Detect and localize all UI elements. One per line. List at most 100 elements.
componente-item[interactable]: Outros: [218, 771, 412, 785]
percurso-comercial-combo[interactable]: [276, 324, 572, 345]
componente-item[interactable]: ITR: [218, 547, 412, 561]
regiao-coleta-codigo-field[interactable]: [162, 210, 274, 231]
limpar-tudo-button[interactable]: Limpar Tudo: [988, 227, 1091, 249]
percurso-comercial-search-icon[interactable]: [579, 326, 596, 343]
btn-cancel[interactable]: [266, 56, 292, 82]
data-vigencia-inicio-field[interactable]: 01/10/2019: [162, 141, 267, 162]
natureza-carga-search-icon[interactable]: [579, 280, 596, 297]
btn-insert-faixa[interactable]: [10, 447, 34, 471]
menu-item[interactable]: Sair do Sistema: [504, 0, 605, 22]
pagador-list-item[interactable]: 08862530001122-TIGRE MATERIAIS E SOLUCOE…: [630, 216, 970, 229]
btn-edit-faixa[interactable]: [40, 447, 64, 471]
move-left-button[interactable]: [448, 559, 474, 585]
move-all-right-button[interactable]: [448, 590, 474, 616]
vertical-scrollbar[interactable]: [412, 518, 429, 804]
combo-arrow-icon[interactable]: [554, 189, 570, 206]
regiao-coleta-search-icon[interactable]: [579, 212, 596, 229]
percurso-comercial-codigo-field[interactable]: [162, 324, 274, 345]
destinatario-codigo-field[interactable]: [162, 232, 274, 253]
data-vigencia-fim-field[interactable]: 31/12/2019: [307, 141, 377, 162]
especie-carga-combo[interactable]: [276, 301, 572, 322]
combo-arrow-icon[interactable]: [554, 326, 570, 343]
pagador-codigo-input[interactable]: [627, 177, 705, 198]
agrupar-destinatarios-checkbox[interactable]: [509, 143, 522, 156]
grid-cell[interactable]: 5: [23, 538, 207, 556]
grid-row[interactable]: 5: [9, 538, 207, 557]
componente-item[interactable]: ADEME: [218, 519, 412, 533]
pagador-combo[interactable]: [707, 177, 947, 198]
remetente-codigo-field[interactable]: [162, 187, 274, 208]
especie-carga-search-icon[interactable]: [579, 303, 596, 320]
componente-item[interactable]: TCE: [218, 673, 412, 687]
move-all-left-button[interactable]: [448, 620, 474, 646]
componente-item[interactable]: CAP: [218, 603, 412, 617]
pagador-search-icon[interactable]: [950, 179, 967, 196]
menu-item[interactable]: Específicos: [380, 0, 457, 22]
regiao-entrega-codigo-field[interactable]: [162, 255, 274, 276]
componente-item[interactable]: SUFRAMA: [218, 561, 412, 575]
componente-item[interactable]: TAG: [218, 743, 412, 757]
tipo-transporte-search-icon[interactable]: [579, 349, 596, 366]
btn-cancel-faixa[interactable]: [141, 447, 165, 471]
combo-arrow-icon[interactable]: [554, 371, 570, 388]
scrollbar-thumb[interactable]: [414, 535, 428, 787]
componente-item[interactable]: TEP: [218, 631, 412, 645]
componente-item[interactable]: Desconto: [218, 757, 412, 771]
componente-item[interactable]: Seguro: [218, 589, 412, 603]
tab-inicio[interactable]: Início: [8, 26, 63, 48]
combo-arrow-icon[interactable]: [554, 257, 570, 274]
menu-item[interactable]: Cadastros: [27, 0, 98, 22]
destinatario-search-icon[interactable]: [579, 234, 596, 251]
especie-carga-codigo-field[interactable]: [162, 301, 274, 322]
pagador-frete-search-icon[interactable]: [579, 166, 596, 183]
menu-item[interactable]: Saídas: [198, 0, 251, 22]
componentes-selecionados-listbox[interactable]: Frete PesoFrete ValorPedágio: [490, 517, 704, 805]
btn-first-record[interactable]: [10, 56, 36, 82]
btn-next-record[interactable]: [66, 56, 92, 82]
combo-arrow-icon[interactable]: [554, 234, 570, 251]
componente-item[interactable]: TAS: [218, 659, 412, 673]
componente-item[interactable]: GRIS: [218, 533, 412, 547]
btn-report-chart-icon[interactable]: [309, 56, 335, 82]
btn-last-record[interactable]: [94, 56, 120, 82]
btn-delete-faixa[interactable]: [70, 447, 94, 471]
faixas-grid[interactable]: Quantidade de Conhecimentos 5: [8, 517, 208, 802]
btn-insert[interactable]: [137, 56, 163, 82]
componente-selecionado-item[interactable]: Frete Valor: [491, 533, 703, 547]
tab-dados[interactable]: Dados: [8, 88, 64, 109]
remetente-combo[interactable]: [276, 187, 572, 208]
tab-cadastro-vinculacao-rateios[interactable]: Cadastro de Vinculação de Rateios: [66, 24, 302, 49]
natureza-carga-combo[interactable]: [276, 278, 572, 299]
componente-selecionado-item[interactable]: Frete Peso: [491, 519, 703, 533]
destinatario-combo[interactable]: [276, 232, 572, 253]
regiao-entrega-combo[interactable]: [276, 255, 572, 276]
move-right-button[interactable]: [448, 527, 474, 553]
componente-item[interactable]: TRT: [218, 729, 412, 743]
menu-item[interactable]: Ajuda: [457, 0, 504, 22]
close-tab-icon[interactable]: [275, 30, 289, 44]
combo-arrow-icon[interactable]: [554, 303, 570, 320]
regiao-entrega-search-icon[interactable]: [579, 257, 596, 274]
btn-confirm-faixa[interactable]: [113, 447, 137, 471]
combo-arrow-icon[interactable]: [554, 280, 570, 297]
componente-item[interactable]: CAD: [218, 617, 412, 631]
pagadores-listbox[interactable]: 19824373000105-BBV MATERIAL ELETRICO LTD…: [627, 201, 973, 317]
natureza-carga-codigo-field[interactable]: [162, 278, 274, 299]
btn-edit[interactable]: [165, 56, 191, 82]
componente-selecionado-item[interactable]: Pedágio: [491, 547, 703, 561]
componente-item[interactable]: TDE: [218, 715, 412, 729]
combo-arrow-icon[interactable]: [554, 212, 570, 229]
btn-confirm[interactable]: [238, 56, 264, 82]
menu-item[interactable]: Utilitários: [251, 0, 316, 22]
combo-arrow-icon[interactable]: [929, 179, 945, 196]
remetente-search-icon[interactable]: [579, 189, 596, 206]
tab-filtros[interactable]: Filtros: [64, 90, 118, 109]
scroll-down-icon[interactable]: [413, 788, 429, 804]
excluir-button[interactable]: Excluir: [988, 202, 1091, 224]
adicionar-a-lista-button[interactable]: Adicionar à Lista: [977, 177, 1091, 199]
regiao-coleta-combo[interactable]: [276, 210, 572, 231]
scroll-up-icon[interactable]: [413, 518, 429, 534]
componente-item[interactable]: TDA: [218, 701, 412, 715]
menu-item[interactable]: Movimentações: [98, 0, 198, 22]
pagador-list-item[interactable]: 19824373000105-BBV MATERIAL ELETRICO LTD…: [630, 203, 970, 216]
# # # # #
• [What is needed]:
Reproduce every line of the records above verbatim.

• [Correct answer]:
Detect and localize all UI elements. One per line. List at most 100 elements.
componente-item[interactable]: Outros: [218, 771, 412, 785]
percurso-comercial-combo[interactable]: [276, 324, 572, 345]
componente-item[interactable]: ITR: [218, 547, 412, 561]
regiao-coleta-codigo-field[interactable]: [162, 210, 274, 231]
limpar-tudo-button[interactable]: Limpar Tudo: [988, 227, 1091, 249]
percurso-comercial-search-icon[interactable]: [579, 326, 596, 343]
btn-cancel[interactable]: [266, 56, 292, 82]
data-vigencia-inicio-field[interactable]: 01/10/2019: [162, 141, 267, 162]
natureza-carga-search-icon[interactable]: [579, 280, 596, 297]
btn-insert-faixa[interactable]: [10, 447, 34, 471]
menu-item[interactable]: Sair do Sistema: [504, 0, 605, 22]
pagador-list-item[interactable]: 08862530001122-TIGRE MATERIAIS E SOLUCOE…: [630, 216, 970, 229]
btn-edit-faixa[interactable]: [40, 447, 64, 471]
move-left-button[interactable]: [448, 559, 474, 585]
move-all-right-button[interactable]: [448, 590, 474, 616]
vertical-scrollbar[interactable]: [412, 518, 429, 804]
combo-arrow-icon[interactable]: [554, 189, 570, 206]
regiao-coleta-search-icon[interactable]: [579, 212, 596, 229]
percurso-comercial-codigo-field[interactable]: [162, 324, 274, 345]
destinatario-codigo-field[interactable]: [162, 232, 274, 253]
data-vigencia-fim-field[interactable]: 31/12/2019: [307, 141, 377, 162]
especie-carga-combo[interactable]: [276, 301, 572, 322]
combo-arrow-icon[interactable]: [554, 326, 570, 343]
pagador-codigo-input[interactable]: [627, 177, 705, 198]
agrupar-destinatarios-checkbox[interactable]: [509, 143, 522, 156]
grid-cell[interactable]: 5: [23, 538, 207, 556]
grid-row[interactable]: 5: [9, 538, 207, 557]
componente-item[interactable]: ADEME: [218, 519, 412, 533]
pagador-combo[interactable]: [707, 177, 947, 198]
remetente-codigo-field[interactable]: [162, 187, 274, 208]
especie-carga-search-icon[interactable]: [579, 303, 596, 320]
componente-item[interactable]: TCE: [218, 673, 412, 687]
move-all-left-button[interactable]: [448, 620, 474, 646]
componente-item[interactable]: CAP: [218, 603, 412, 617]
pagador-search-icon[interactable]: [950, 179, 967, 196]
menu-item[interactable]: Específicos: [380, 0, 457, 22]
regiao-entrega-codigo-field[interactable]: [162, 255, 274, 276]
componente-item[interactable]: SUFRAMA: [218, 561, 412, 575]
componente-item[interactable]: TAG: [218, 743, 412, 757]
tipo-transporte-search-icon[interactable]: [579, 349, 596, 366]
btn-cancel-faixa[interactable]: [141, 447, 165, 471]
combo-arrow-icon[interactable]: [554, 371, 570, 388]
scrollbar-thumb[interactable]: [414, 535, 428, 787]
componente-item[interactable]: TEP: [218, 631, 412, 645]
componente-item[interactable]: Desconto: [218, 757, 412, 771]
componente-item[interactable]: Seguro: [218, 589, 412, 603]
tab-inicio[interactable]: Início: [8, 26, 63, 48]
combo-arrow-icon[interactable]: [554, 257, 570, 274]
menu-item[interactable]: Cadastros: [27, 0, 98, 22]
destinatario-search-icon[interactable]: [579, 234, 596, 251]
especie-carga-codigo-field[interactable]: [162, 301, 274, 322]
pagador-frete-search-icon[interactable]: [579, 166, 596, 183]
menu-item[interactable]: Saídas: [198, 0, 251, 22]
componentes-selecionados-listbox[interactable]: Frete PesoFrete ValorPedágio: [490, 517, 704, 805]
btn-first-record[interactable]: [10, 56, 36, 82]
btn-next-record[interactable]: [66, 56, 92, 82]
combo-arrow-icon[interactable]: [554, 234, 570, 251]
componente-item[interactable]: TAS: [218, 659, 412, 673]
componente-item[interactable]: GRIS: [218, 533, 412, 547]
btn-report-chart-icon[interactable]: [309, 56, 335, 82]
btn-last-record[interactable]: [94, 56, 120, 82]
btn-delete-faixa[interactable]: [70, 447, 94, 471]
faixas-grid[interactable]: Quantidade de Conhecimentos 5: [8, 517, 208, 802]
btn-insert[interactable]: [137, 56, 163, 82]
componente-selecionado-item[interactable]: Frete Valor: [491, 533, 703, 547]
tab-dados[interactable]: Dados: [8, 88, 64, 109]
remetente-combo[interactable]: [276, 187, 572, 208]
tab-cadastro-vinculacao-rateios[interactable]: Cadastro de Vinculação de Rateios: [66, 24, 302, 49]
natureza-carga-combo[interactable]: [276, 278, 572, 299]
componente-selecionado-item[interactable]: Frete Peso: [491, 519, 703, 533]
destinatario-combo[interactable]: [276, 232, 572, 253]
regiao-entrega-combo[interactable]: [276, 255, 572, 276]
move-right-button[interactable]: [448, 527, 474, 553]
componente-item[interactable]: TRT: [218, 729, 412, 743]
menu-item[interactable]: Ajuda: [457, 0, 504, 22]
close-tab-icon[interactable]: [275, 30, 289, 44]
combo-arrow-icon[interactable]: [554, 303, 570, 320]
regiao-entrega-search-icon[interactable]: [579, 257, 596, 274]
btn-confirm-faixa[interactable]: [113, 447, 137, 471]
combo-arrow-icon[interactable]: [554, 280, 570, 297]
componente-item[interactable]: CAD: [218, 617, 412, 631]
pagadores-listbox[interactable]: 19824373000105-BBV MATERIAL ELETRICO LTD…: [627, 201, 973, 317]
natureza-carga-codigo-field[interactable]: [162, 278, 274, 299]
btn-edit[interactable]: [165, 56, 191, 82]
componente-selecionado-item[interactable]: Pedágio: [491, 547, 703, 561]
componente-item[interactable]: TDE: [218, 715, 412, 729]
combo-arrow-icon[interactable]: [554, 212, 570, 229]
btn-confirm[interactable]: [238, 56, 264, 82]
menu-item[interactable]: Utilitários: [251, 0, 316, 22]
combo-arrow-icon[interactable]: [929, 179, 945, 196]
remetente-search-icon[interactable]: [579, 189, 596, 206]
tab-filtros[interactable]: Filtros: [64, 90, 118, 109]
scroll-down-icon[interactable]: [413, 788, 429, 804]
excluir-button[interactable]: Excluir: [988, 202, 1091, 224]
adicionar-a-lista-button[interactable]: Adicionar à Lista: [977, 177, 1091, 199]
regiao-coleta-combo[interactable]: [276, 210, 572, 231]
scroll-up-icon[interactable]: [413, 518, 429, 534]
componente-item[interactable]: TDA: [218, 701, 412, 715]
menu-item[interactable]: Movimentações: [98, 0, 198, 22]
pagador-list-item[interactable]: 19824373000105-BBV MATERIAL ELETRICO LTD…: [630, 203, 970, 216]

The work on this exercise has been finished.